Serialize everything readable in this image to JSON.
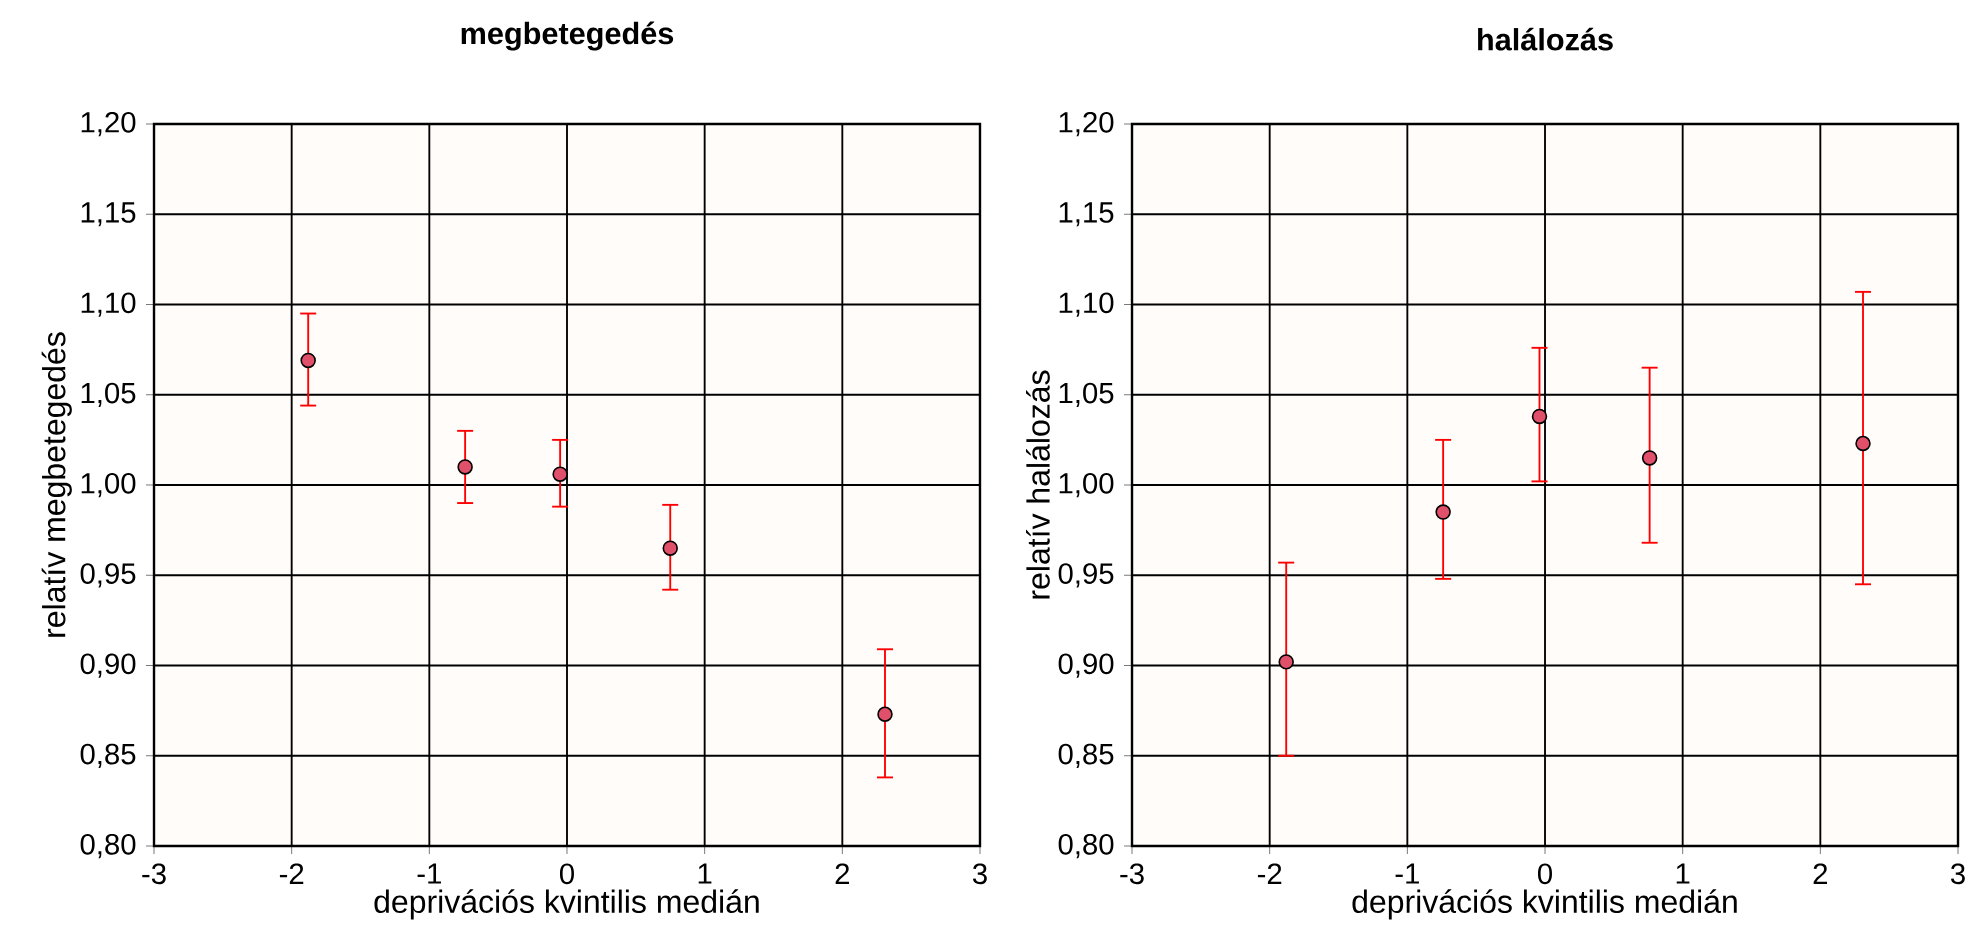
{
  "chart_data": [
    {
      "type": "scatter",
      "title": "megbetegedés",
      "xlabel": "deprivációs kvintilis medián",
      "ylabel": "relatív megbetegedés",
      "xlim": [
        -3,
        3
      ],
      "xticks": [
        -3,
        -2,
        -1,
        0,
        1,
        2,
        3
      ],
      "ylim": [
        0.8,
        1.2
      ],
      "yticks": [
        {
          "value": 0.8,
          "label": "0,80"
        },
        {
          "value": 0.85,
          "label": "0,85"
        },
        {
          "value": 0.9,
          "label": "0,90"
        },
        {
          "value": 0.95,
          "label": "0,95"
        },
        {
          "value": 1.0,
          "label": "1,00"
        },
        {
          "value": 1.05,
          "label": "1,05"
        },
        {
          "value": 1.1,
          "label": "1,10"
        },
        {
          "value": 1.15,
          "label": "1,15"
        },
        {
          "value": 1.2,
          "label": "1,20"
        }
      ],
      "grid": true,
      "marker": "circle",
      "series": [
        {
          "color": "#e0506a",
          "x": [
            -1.88,
            -0.74,
            -0.05,
            0.75,
            2.31
          ],
          "values": [
            1.069,
            1.01,
            1.006,
            0.965,
            0.873
          ],
          "errors": [
            [
              1.044,
              1.095
            ],
            [
              0.99,
              1.03
            ],
            [
              0.988,
              1.025
            ],
            [
              0.942,
              0.989
            ],
            [
              0.838,
              0.909
            ]
          ]
        }
      ]
    },
    {
      "type": "scatter",
      "title": "halálozás",
      "xlabel": "deprivációs kvintilis medián",
      "ylabel": "relatív halálozás",
      "xlim": [
        -3,
        3
      ],
      "xticks": [
        -3,
        -2,
        -1,
        0,
        1,
        2,
        3
      ],
      "ylim": [
        0.8,
        1.2
      ],
      "yticks": [
        {
          "value": 0.8,
          "label": "0,80"
        },
        {
          "value": 0.85,
          "label": "0,85"
        },
        {
          "value": 0.9,
          "label": "0,90"
        },
        {
          "value": 0.95,
          "label": "0,95"
        },
        {
          "value": 1.0,
          "label": "1,00"
        },
        {
          "value": 1.05,
          "label": "1,05"
        },
        {
          "value": 1.1,
          "label": "1,10"
        },
        {
          "value": 1.15,
          "label": "1,15"
        },
        {
          "value": 1.2,
          "label": "1,20"
        }
      ],
      "grid": true,
      "marker": "circle",
      "series": [
        {
          "color": "#e0506a",
          "x": [
            -1.88,
            -0.74,
            -0.04,
            0.76,
            2.31
          ],
          "values": [
            0.902,
            0.985,
            1.038,
            1.015,
            1.023
          ],
          "errors": [
            [
              0.85,
              0.957
            ],
            [
              0.948,
              1.025
            ],
            [
              1.002,
              1.076
            ],
            [
              0.968,
              1.065
            ],
            [
              0.945,
              1.107
            ]
          ]
        }
      ]
    }
  ]
}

§

Each record above should come back exactly the same, only without its pictures.

TASK RESULT
Serialize everything readable in this image to JSON.
{
  "chart_data": [
    {
      "type": "scatter",
      "title": "megbetegedés",
      "xlabel": "deprivációs kvintilis medián",
      "ylabel": "relatív megbetegedés",
      "xlim": [
        -3,
        3
      ],
      "xticks": [
        -3,
        -2,
        -1,
        0,
        1,
        2,
        3
      ],
      "ylim": [
        0.8,
        1.2
      ],
      "yticks": [
        {
          "value": 0.8,
          "label": "0,80"
        },
        {
          "value": 0.85,
          "label": "0,85"
        },
        {
          "value": 0.9,
          "label": "0,90"
        },
        {
          "value": 0.95,
          "label": "0,95"
        },
        {
          "value": 1.0,
          "label": "1,00"
        },
        {
          "value": 1.05,
          "label": "1,05"
        },
        {
          "value": 1.1,
          "label": "1,10"
        },
        {
          "value": 1.15,
          "label": "1,15"
        },
        {
          "value": 1.2,
          "label": "1,20"
        }
      ],
      "grid": true,
      "marker": "circle",
      "series": [
        {
          "color": "#e0506a",
          "x": [
            -1.88,
            -0.74,
            -0.05,
            0.75,
            2.31
          ],
          "values": [
            1.069,
            1.01,
            1.006,
            0.965,
            0.873
          ],
          "errors": [
            [
              1.044,
              1.095
            ],
            [
              0.99,
              1.03
            ],
            [
              0.988,
              1.025
            ],
            [
              0.942,
              0.989
            ],
            [
              0.838,
              0.909
            ]
          ]
        }
      ]
    },
    {
      "type": "scatter",
      "title": "halálozás",
      "xlabel": "deprivációs kvintilis medián",
      "ylabel": "relatív halálozás",
      "xlim": [
        -3,
        3
      ],
      "xticks": [
        -3,
        -2,
        -1,
        0,
        1,
        2,
        3
      ],
      "ylim": [
        0.8,
        1.2
      ],
      "yticks": [
        {
          "value": 0.8,
          "label": "0,80"
        },
        {
          "value": 0.85,
          "label": "0,85"
        },
        {
          "value": 0.9,
          "label": "0,90"
        },
        {
          "value": 0.95,
          "label": "0,95"
        },
        {
          "value": 1.0,
          "label": "1,00"
        },
        {
          "value": 1.05,
          "label": "1,05"
        },
        {
          "value": 1.1,
          "label": "1,10"
        },
        {
          "value": 1.15,
          "label": "1,15"
        },
        {
          "value": 1.2,
          "label": "1,20"
        }
      ],
      "grid": true,
      "marker": "circle",
      "series": [
        {
          "color": "#e0506a",
          "x": [
            -1.88,
            -0.74,
            -0.04,
            0.76,
            2.31
          ],
          "values": [
            0.902,
            0.985,
            1.038,
            1.015,
            1.023
          ],
          "errors": [
            [
              0.85,
              0.957
            ],
            [
              0.948,
              1.025
            ],
            [
              1.002,
              1.076
            ],
            [
              0.968,
              1.065
            ],
            [
              0.945,
              1.107
            ]
          ]
        }
      ]
    }
  ]
}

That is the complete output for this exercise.